WHAT IS EXPECTED:
Collect each line of the entries that holds the string "Figure".

DATASET EXCERPTS:
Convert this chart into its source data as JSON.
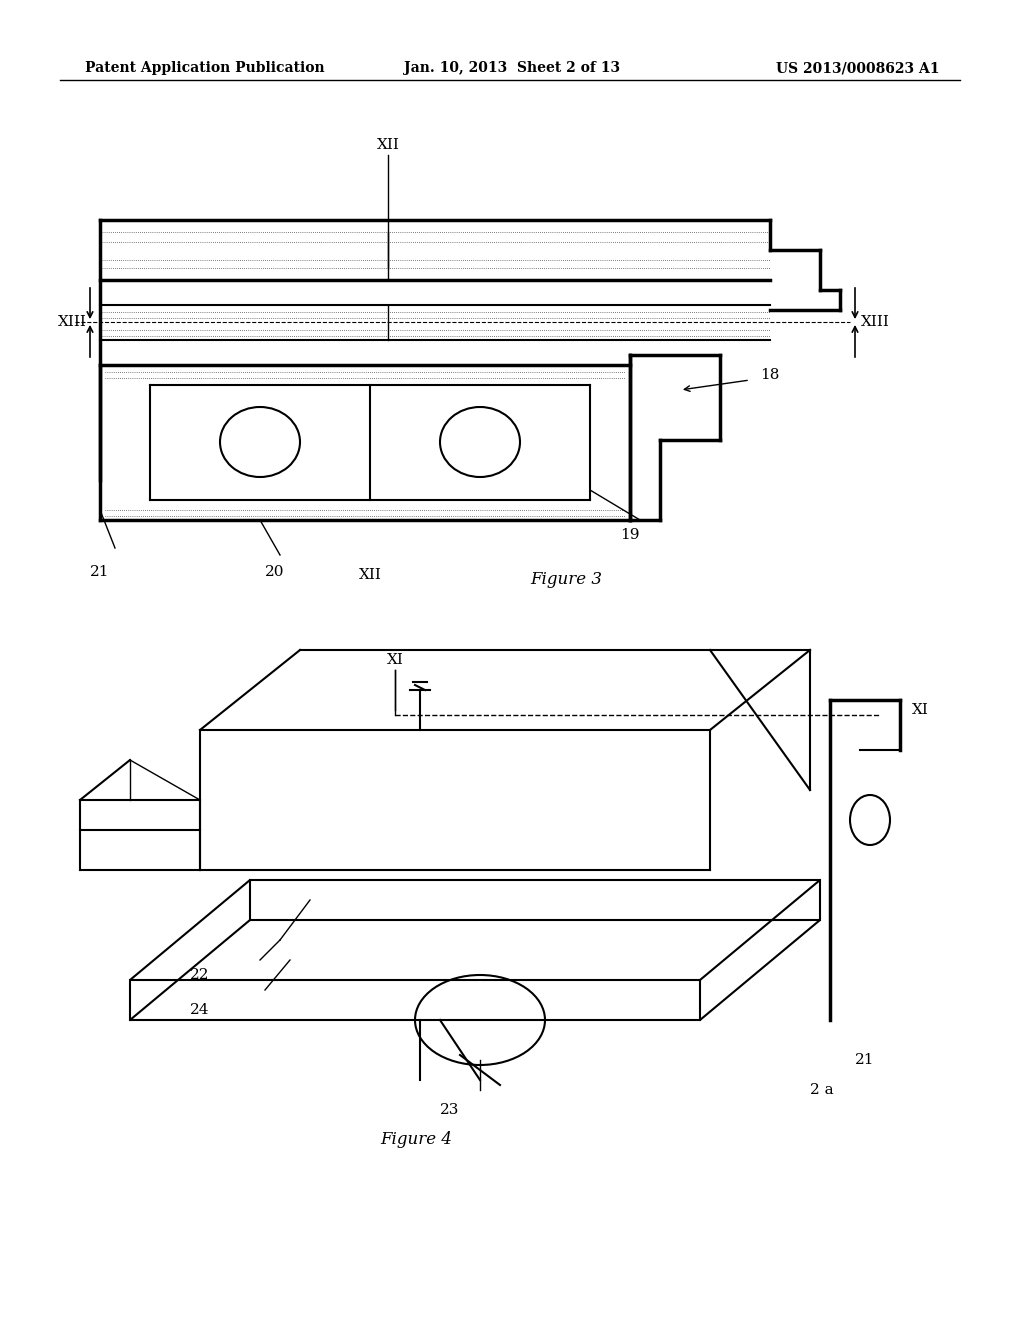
{
  "background_color": "#ffffff",
  "header_text_left": "Patent Application Publication",
  "header_text_center": "Jan. 10, 2013  Sheet 2 of 13",
  "header_text_right": "US 2013/0008623 A1",
  "fig3_caption": "Figure 3",
  "fig4_caption": "Figure 4",
  "fig3_labels": {
    "XII_top": "XII",
    "XIII_left": "XIII",
    "XIII_right": "XIII",
    "XII_bottom": "XII",
    "n18": "18",
    "n19": "19",
    "n20": "20",
    "n21": "21"
  },
  "fig4_labels": {
    "XI_top": "XI",
    "XI_right": "XI",
    "n21": "21",
    "n22": "22",
    "n23": "23",
    "n24": "24",
    "n2a": "2 a"
  }
}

THE COMPLETED TASK:
  "fig3_caption": "Figure 3",
  "fig4_caption": "Figure 4",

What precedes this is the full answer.